Data records:

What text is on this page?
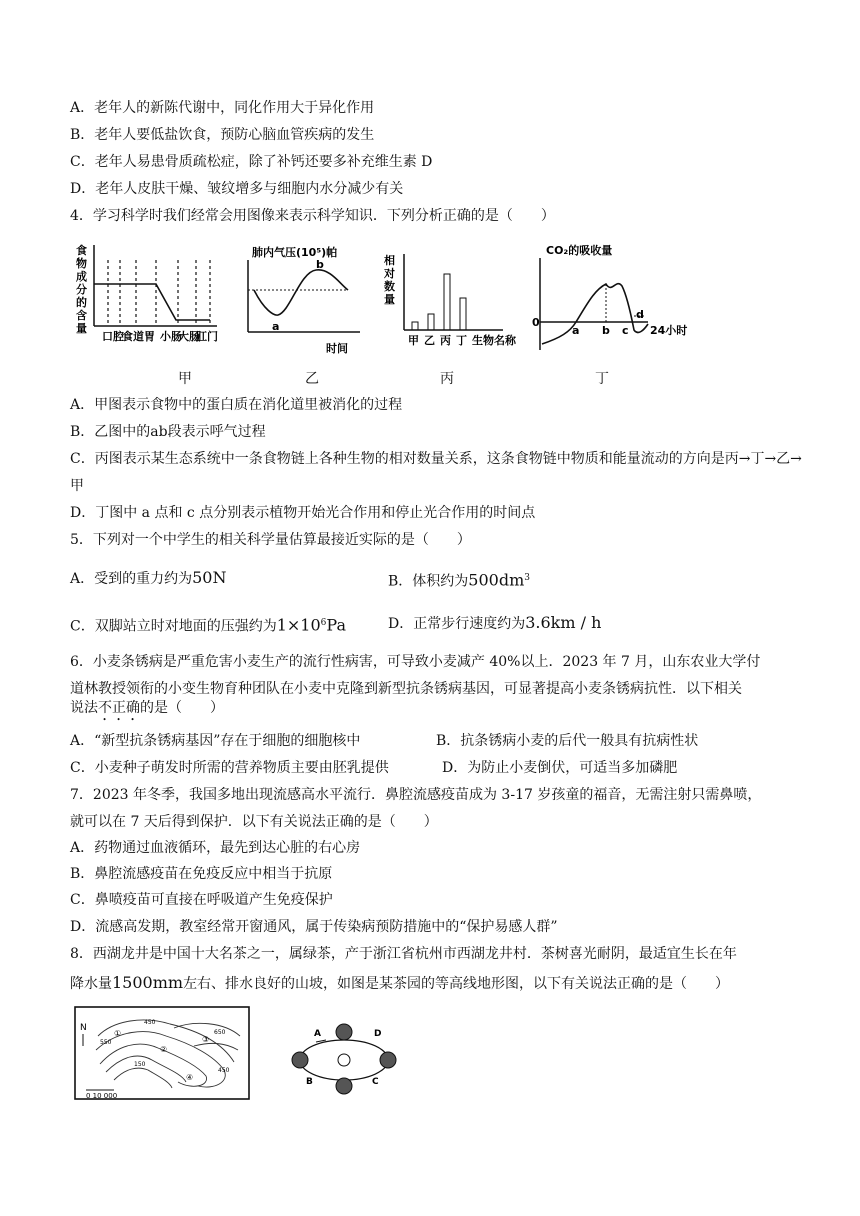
A．老年人的新陈代谢中，同化作用大于异化作用
B．老年人要低盐饮食，预防心脑血管疾病的发生
C．老年人易患骨质疏松症，除了补钙还要多补充维生素 D
D．老年人皮肤干燥、皱纹增多与细胞内水分减少有关
4．学习科学时我们经常会用图像来表示科学知识．下列分析正确的是（　　）
食
物
成
分
的
含
量
口腔
食道 胃 小肠
大肠
肛门
肺内气压(10⁵)帕
a
b
时间
相
对
数
量
甲 乙 丙 丁 生物名称
CO₂的吸收量
0
a b c
d
24小时
甲	乙	丙	丁
A．甲图表示食物中的蛋白质在消化道里被消化的过程
B．乙图中的ab段表示呼气过程
C．丙图表示某生态系统中一条食物链上各种生物的相对数量关系，这条食物链中物质和能量流动的方向是丙→丁→乙→甲
D．丁图中 a 点和 c 点分别表示植物开始光合作用和停止光合作用的时间点
5．下列对一个中学生的相关科学量估算最接近实际的是（　　）
A．受到的重力约为50N	B．体积约为$500dm^3$
C．双脚站立时对地面的压强约为$1\times 10^6Pa$	D．正常步行速度约为3.6km / h
6．小麦条锈病是严重危害小麦生产的流行性病害，可导致小麦减产 40%以上．2023 年 7 月，山东农业大学付
道林教授领衔的小变生物育种团队在小麦中克隆到新型抗条锈病基因，可显著提高小麦条锈病抗性．以下相关
说法不正确的是（　　）
A．“新型抗条锈病基因”存在于细胞的细胞核中	B．抗条锈病小麦的后代一般具有抗病性状
C．小麦种子萌发时所需的营养物质主要由胚乳提供	D．为防止小麦倒伏，可适当多加磷肥
7．2023 年冬季，我国多地出现流感高水平流行．鼻腔流感疫苗成为 3-17 岁孩童的福音，无需注射只需鼻喷，
就可以在 7 天后得到保护．以下有关说法正确的是（　　）
A．药物通过血液循环，最先到达心脏的右心房
B．鼻腔流感疫苗在免疫反应中相当于抗原
C．鼻喷疫苗可直接在呼吸道产生免疫保护
D．流感高发期，教室经常开窗通风，属于传染病预防措施中的“保护易感人群”
8．西湖龙井是中国十大名茶之一，属绿茶，产于浙江省杭州市西湖龙井村．茶树喜光耐阴，最适宜生长在年
降水量1500mm左右、排水良好的山坡，如图是某茶园的等高线地形图，以下有关说法正确的是（　　）
N
①
②
③
④
550
450
650
150
450
0 10 000
A
B	C
D
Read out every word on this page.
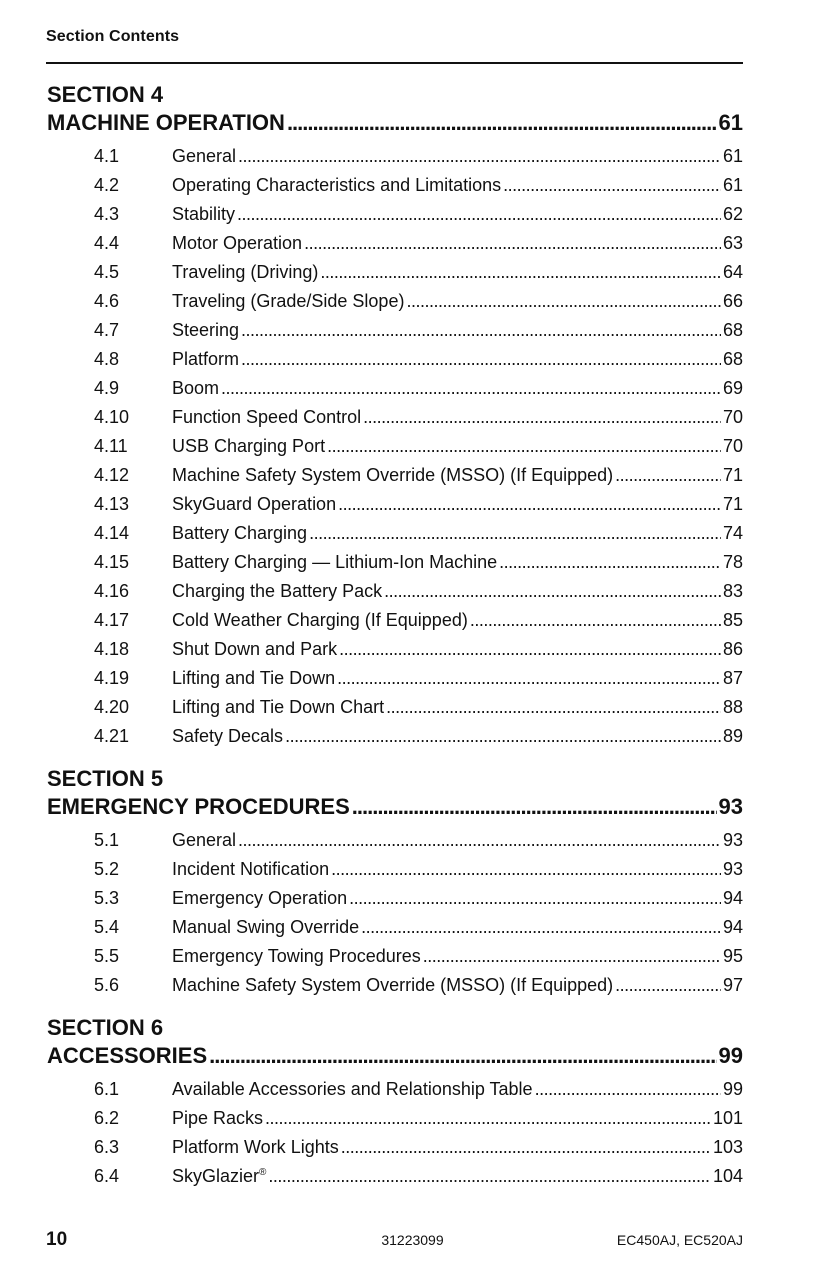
Section Contents
SECTION 4
MACHINE OPERATION .....	61
4.1	General .....	61
4.2	Operating Characteristics and Limitations .....	61
4.3	Stability .....	62
4.4	Motor Operation .....	63
4.5	Traveling (Driving) .....	64
4.6	Traveling (Grade/Side Slope) .....	66
4.7	Steering .....	68
4.8	Platform .....	68
4.9	Boom .....	69
4.10	Function Speed Control .....	70
4.11	USB Charging Port .....	70
4.12	Machine Safety System Override (MSSO) (If Equipped) .....	71
4.13	SkyGuard Operation .....	71
4.14	Battery Charging .....	74
4.15	Battery Charging — Lithium-Ion Machine .....	78
4.16	Charging the Battery Pack .....	83
4.17	Cold Weather Charging (If Equipped) .....	85
4.18	Shut Down and Park .....	86
4.19	Lifting and Tie Down .....	87
4.20	Lifting and Tie Down Chart .....	88
4.21	Safety Decals .....	89
SECTION 5
EMERGENCY PROCEDURES .....	93
5.1	General .....	93
5.2	Incident Notification .....	93
5.3	Emergency Operation .....	94
5.4	Manual Swing Override .....	94
5.5	Emergency Towing Procedures .....	95
5.6	Machine Safety System Override (MSSO) (If Equipped) .....	97
SECTION 6
ACCESSORIES .....	99
6.1	Available Accessories and Relationship Table .....	99
6.2	Pipe Racks .....	101
6.3	Platform Work Lights .....	103
6.4	SkyGlazier® .....	104
10	31223099	EC450AJ, EC520AJ
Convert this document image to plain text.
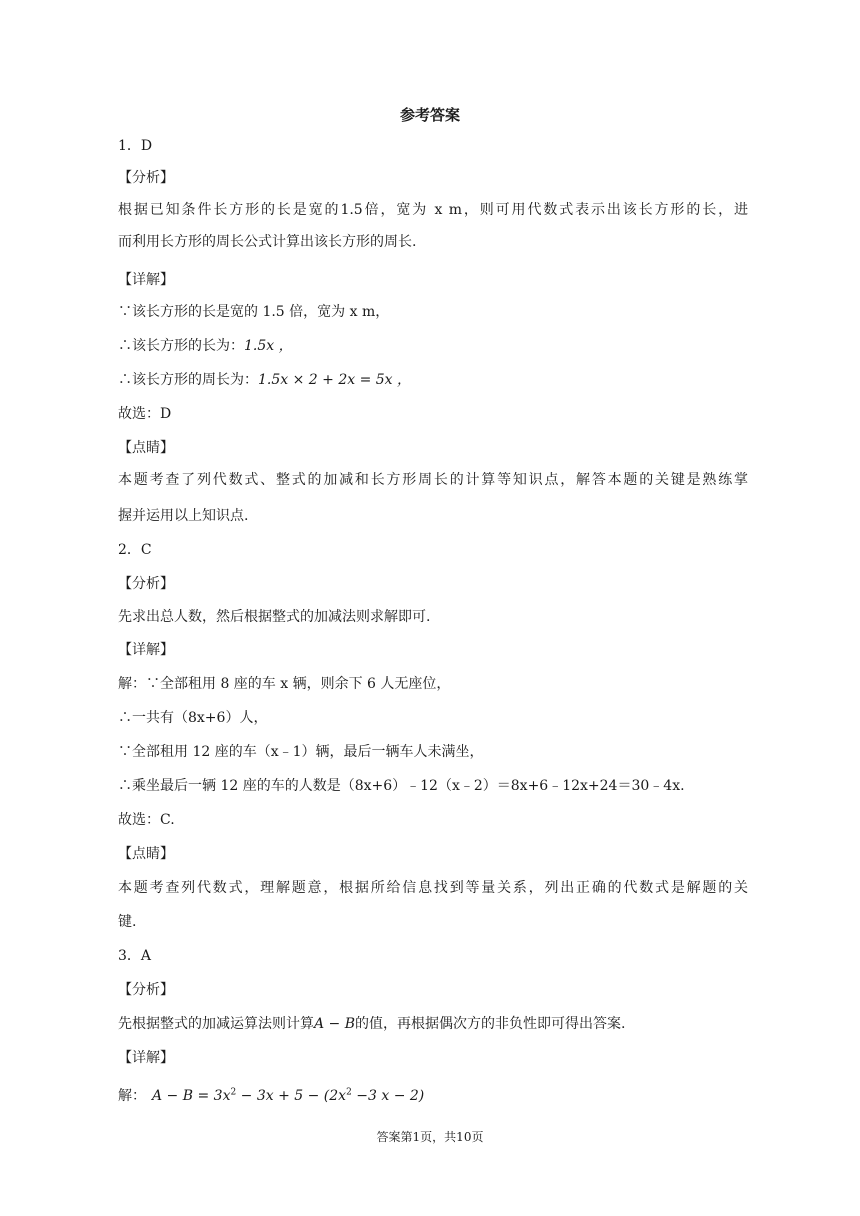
参考答案
1．D
【分析】
根据已知条件长方形的长是宽的1.5倍，宽为 x m，则可用代数式表示出该长方形的长，进
而利用长方形的周长公式计算出该长方形的周长.
【详解】
∵该长方形的长是宽的 1.5 倍，宽为 x m，
∴该长方形的长为：1.5x ，
∴该长方形的周长为：1.5x × 2 + 2x = 5x ，
故选：D
【点睛】
本题考查了列代数式、整式的加减和长方形周长的计算等知识点，解答本题的关键是熟练掌
握并运用以上知识点.
2．C
【分析】
先求出总人数，然后根据整式的加减法则求解即可.
【详解】
解：∵全部租用 8 座的车 x 辆，则余下 6 人无座位，
∴一共有（8x+6）人，
∵全部租用 12 座的车（x﹣1）辆，最后一辆车人未满坐，
∴乘坐最后一辆 12 座的车的人数是（8x+6）﹣12（x﹣2）＝8x+6﹣12x+24＝30﹣4x.
故选：C.
【点睛】
本题考查列代数式，理解题意，根据所给信息找到等量关系，列出正确的代数式是解题的关
键.
3．A
【分析】
先根据整式的加减运算法则计算A − B的值，再根据偶次方的非负性即可得出答案.
【详解】
解： $A - B = 3x^2 - 3x + 5 - (2x^2 -3$ x − 2)
答案第1页，共10页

→ **What this task involves**
Starting with the line that holds "Convert this document image to plain text.", repeat exactly every line through the end of the material above, both ends included, without the pictures.

→ **Task solution**
Convert this document image to plain text.
参考答案
1．D
【分析】
根据已知条件长方形的长是宽的1.5倍，宽为 x m，则可用代数式表示出该长方形的长，进
而利用长方形的周长公式计算出该长方形的周长.
【详解】
∵该长方形的长是宽的 1.5 倍，宽为 x m，
∴该长方形的长为：1.5x ，
∴该长方形的周长为：1.5x × 2 + 2x = 5x ，
故选：D
【点睛】
本题考查了列代数式、整式的加减和长方形周长的计算等知识点，解答本题的关键是熟练掌
握并运用以上知识点.
2．C
【分析】
先求出总人数，然后根据整式的加减法则求解即可.
【详解】
解：∵全部租用 8 座的车 x 辆，则余下 6 人无座位，
∴一共有（8x+6）人，
∵全部租用 12 座的车（x﹣1）辆，最后一辆车人未满坐，
∴乘坐最后一辆 12 座的车的人数是（8x+6）﹣12（x﹣2）＝8x+6﹣12x+24＝30﹣4x.
故选：C.
【点睛】
本题考查列代数式，理解题意，根据所给信息找到等量关系，列出正确的代数式是解题的关
键.
3．A
【分析】
先根据整式的加减运算法则计算A − B的值，再根据偶次方的非负性即可得出答案.
【详解】
解： $A - B = 3x^2 - 3x + 5 - (2x^2 -3$ x − 2)
答案第1页，共10页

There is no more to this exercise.